## BEGIN INPUT MATERIAL
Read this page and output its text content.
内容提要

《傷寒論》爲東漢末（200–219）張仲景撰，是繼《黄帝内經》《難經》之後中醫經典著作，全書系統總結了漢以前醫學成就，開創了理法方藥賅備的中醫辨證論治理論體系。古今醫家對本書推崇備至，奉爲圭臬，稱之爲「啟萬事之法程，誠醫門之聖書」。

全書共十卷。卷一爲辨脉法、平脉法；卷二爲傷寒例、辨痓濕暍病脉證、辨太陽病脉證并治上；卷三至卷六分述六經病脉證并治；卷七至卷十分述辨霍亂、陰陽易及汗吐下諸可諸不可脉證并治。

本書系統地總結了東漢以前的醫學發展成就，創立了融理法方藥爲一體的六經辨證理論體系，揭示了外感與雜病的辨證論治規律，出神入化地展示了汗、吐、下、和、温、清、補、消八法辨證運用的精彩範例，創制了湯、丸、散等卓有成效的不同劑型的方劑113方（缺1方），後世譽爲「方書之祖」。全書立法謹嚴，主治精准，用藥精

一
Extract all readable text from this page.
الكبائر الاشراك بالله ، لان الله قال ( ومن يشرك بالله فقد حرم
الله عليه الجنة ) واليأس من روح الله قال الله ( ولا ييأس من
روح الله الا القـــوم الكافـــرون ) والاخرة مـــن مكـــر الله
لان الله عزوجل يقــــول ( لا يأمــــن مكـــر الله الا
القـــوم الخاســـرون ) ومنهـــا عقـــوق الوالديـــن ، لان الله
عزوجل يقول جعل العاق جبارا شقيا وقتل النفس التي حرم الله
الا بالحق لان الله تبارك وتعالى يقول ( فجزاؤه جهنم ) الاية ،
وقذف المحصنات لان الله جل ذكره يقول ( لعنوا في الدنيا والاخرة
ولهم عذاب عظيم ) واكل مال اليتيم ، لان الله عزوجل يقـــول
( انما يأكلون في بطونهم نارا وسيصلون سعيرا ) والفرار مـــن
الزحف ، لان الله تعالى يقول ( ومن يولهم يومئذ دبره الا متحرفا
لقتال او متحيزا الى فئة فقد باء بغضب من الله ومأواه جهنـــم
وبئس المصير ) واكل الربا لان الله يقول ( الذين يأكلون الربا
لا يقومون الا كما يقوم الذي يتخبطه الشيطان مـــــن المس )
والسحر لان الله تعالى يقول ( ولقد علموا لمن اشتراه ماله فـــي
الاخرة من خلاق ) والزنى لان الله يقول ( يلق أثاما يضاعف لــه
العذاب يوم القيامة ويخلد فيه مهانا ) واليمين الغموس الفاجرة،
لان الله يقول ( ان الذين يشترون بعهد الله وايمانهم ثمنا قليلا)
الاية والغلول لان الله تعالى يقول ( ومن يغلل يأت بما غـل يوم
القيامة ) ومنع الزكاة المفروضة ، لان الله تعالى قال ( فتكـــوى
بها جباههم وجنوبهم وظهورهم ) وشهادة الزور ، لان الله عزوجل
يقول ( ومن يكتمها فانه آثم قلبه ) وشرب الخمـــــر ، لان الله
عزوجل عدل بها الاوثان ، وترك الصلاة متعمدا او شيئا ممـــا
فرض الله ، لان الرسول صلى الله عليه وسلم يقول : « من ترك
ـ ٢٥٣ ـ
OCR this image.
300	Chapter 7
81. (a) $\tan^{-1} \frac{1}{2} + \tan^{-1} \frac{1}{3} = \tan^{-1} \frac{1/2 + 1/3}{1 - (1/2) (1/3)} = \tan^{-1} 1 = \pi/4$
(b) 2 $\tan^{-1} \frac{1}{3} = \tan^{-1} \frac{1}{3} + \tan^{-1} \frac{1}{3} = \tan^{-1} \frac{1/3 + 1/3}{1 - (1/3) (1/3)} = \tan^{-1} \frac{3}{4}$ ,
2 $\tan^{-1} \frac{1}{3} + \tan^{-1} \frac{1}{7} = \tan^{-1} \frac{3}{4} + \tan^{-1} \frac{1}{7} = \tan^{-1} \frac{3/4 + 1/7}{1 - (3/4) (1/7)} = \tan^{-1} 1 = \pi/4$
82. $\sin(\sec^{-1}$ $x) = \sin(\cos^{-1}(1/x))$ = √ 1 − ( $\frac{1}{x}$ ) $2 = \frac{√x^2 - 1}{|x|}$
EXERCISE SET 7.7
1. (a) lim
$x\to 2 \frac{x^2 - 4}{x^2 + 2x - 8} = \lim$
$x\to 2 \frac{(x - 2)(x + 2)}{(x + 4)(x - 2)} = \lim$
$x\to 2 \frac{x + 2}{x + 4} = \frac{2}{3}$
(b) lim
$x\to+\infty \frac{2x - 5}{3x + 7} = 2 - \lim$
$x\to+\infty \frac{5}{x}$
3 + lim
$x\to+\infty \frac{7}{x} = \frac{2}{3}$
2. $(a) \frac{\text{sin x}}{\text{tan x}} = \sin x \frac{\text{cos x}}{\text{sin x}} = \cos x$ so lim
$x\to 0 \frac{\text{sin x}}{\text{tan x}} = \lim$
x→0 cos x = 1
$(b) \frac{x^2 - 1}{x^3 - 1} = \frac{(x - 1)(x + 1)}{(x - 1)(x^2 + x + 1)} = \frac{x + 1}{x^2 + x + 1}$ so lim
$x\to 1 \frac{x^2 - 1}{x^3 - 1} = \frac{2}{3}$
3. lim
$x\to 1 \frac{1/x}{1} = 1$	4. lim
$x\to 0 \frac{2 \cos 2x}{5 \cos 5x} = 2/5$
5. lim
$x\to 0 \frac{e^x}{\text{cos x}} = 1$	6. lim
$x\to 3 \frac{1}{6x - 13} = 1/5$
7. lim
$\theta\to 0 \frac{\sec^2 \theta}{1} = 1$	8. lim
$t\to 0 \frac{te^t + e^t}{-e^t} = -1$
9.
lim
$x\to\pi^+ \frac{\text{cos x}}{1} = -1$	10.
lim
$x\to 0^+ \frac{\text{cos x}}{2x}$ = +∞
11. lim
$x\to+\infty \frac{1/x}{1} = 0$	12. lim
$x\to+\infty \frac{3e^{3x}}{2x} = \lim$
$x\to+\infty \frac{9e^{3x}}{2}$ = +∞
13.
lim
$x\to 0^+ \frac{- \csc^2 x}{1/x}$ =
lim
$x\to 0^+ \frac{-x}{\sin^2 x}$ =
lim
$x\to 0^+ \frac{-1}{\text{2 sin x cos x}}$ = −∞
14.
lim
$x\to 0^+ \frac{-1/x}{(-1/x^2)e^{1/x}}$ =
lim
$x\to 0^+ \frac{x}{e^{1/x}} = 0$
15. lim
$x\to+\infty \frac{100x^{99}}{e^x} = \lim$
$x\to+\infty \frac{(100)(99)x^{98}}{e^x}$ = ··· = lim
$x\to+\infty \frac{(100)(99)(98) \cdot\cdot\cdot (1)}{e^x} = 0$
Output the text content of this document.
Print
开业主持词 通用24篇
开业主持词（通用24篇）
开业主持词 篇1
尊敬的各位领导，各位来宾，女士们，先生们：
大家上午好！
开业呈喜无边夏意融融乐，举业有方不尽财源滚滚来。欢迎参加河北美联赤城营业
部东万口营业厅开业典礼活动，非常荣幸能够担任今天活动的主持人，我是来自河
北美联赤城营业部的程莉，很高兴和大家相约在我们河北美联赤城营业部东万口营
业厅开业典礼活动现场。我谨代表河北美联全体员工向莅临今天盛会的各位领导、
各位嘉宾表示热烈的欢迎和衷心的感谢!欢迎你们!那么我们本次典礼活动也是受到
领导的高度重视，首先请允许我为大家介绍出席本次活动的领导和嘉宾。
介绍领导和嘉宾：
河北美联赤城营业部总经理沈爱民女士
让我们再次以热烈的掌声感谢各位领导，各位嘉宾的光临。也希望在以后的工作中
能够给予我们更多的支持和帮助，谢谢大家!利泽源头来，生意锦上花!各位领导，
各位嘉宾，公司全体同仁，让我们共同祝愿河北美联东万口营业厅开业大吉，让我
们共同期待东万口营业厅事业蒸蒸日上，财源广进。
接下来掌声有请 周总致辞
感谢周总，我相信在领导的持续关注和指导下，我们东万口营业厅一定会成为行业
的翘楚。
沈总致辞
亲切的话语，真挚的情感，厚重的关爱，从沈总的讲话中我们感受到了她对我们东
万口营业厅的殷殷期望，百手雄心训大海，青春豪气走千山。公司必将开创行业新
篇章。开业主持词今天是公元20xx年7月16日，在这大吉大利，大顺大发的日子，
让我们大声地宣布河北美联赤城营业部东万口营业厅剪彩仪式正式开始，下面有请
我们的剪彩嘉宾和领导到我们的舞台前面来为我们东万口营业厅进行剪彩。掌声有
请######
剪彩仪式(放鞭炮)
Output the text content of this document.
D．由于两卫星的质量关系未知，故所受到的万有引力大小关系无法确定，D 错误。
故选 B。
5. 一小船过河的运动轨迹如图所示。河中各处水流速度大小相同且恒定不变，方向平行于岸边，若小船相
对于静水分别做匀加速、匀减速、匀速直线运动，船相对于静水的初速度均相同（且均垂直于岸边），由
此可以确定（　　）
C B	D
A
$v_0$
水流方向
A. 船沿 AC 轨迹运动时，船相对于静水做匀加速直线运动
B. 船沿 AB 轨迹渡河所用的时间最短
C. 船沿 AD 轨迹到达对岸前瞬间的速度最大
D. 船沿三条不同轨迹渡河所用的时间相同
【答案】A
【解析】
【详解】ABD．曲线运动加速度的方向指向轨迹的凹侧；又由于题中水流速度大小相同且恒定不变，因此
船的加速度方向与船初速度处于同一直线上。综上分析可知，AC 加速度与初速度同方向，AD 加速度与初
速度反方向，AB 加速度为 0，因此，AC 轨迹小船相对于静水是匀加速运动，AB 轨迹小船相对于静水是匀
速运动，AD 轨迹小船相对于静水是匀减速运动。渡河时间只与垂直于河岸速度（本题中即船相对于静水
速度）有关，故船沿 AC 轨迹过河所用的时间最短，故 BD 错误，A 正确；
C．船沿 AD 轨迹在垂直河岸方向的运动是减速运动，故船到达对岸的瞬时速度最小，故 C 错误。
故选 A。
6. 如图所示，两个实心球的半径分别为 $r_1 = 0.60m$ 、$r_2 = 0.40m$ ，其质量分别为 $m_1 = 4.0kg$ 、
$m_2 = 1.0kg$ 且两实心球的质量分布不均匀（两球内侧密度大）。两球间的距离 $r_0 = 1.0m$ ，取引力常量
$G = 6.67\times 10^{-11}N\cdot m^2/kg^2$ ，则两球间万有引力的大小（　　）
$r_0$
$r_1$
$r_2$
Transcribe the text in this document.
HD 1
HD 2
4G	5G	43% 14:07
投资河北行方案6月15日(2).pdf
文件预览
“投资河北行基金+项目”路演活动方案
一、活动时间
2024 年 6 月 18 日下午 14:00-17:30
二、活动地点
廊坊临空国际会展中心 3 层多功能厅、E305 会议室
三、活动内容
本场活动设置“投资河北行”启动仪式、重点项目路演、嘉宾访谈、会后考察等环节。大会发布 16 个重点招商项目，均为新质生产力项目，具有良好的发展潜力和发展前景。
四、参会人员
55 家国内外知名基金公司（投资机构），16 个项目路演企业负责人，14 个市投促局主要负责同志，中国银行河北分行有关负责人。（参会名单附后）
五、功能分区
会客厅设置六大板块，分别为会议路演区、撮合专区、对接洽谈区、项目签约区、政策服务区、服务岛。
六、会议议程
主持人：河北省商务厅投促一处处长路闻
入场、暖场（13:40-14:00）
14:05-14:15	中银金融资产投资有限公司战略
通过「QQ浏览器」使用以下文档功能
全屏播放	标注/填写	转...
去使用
## END INPUT MATERIAL
WHAT YOU WILL DO: Go over the data above and copy every line that has the word "مـــن" in it.

RESULT:
روح الله الا القـــوم الكافـــرون ) والاخرة مـــن مكـــر الله
( انما يأكلون في بطونهم نارا وسيصلون سعيرا ) والفرار مـــن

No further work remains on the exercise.